---------- SUPPLIED RECORDS

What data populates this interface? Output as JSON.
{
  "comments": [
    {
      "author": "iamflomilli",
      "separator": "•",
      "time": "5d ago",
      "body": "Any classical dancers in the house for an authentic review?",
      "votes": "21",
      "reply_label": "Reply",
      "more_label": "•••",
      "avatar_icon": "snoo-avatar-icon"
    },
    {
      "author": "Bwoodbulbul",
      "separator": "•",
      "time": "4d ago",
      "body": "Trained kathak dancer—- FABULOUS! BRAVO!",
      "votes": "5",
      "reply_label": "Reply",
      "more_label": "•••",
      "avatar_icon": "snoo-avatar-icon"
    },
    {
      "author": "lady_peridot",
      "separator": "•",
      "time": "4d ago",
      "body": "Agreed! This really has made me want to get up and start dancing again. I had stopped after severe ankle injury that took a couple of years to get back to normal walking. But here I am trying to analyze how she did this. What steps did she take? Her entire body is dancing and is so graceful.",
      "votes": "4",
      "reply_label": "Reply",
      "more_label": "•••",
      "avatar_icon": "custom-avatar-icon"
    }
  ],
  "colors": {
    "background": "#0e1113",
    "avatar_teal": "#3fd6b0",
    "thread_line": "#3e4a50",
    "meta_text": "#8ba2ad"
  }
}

--------------------

WORK TO COMPLETE → Read through the entries and copy every line that includes "author".

ANSWER TO THIS TASK →
      "author": "iamflomilli",
      "author": "Bwoodbulbul",
      "author": "lady_peridot",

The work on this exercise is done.